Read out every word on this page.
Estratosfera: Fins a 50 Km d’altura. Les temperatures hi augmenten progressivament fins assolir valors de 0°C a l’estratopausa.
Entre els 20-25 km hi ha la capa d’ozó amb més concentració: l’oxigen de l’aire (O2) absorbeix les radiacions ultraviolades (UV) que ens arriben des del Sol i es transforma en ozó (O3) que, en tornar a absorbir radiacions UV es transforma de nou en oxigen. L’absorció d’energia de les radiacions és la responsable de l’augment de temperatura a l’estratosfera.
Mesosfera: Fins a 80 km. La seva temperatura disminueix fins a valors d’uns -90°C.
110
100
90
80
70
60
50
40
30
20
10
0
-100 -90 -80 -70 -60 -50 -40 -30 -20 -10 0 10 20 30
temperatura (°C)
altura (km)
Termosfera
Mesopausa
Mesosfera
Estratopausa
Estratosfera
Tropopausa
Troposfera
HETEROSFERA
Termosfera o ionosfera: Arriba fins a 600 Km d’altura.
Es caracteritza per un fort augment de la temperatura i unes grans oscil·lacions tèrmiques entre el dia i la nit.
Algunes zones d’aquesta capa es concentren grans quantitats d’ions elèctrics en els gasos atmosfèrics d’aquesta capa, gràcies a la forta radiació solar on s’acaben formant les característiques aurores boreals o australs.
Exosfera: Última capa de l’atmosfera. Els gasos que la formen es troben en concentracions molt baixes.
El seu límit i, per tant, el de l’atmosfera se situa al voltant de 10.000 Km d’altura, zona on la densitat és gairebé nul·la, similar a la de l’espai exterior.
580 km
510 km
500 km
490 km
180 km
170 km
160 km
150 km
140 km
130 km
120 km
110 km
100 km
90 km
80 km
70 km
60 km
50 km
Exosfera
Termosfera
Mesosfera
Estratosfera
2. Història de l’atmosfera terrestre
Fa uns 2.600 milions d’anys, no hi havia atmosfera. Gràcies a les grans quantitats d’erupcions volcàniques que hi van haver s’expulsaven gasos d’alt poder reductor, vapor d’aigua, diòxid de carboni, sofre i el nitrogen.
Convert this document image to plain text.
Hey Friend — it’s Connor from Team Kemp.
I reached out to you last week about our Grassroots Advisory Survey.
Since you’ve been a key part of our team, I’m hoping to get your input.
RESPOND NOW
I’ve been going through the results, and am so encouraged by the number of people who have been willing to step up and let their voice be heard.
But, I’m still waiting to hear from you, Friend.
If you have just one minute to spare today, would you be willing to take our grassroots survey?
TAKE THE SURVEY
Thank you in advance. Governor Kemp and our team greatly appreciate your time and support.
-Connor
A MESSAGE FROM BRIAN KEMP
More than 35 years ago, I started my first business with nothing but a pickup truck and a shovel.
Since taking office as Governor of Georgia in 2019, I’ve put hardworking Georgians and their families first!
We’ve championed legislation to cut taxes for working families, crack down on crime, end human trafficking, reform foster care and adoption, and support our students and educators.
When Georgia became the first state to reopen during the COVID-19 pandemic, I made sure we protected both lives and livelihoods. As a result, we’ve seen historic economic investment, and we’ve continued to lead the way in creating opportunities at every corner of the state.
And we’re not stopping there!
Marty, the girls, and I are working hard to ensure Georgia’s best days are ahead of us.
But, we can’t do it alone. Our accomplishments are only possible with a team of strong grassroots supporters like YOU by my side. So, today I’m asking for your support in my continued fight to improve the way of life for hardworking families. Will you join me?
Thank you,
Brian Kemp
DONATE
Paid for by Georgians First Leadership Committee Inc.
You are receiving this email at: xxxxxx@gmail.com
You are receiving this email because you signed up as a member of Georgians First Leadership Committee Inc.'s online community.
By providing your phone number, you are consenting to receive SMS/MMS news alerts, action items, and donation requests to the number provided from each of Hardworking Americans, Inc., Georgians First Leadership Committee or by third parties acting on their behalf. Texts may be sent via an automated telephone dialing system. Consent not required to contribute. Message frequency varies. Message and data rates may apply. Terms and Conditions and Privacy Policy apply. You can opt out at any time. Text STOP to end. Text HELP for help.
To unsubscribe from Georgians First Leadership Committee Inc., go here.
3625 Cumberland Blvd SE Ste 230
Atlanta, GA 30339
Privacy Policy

* WORK REQUIRED *
State how many lines in the records above contain the word "with", giving only the number.

* CORRECT RESPONSE *
2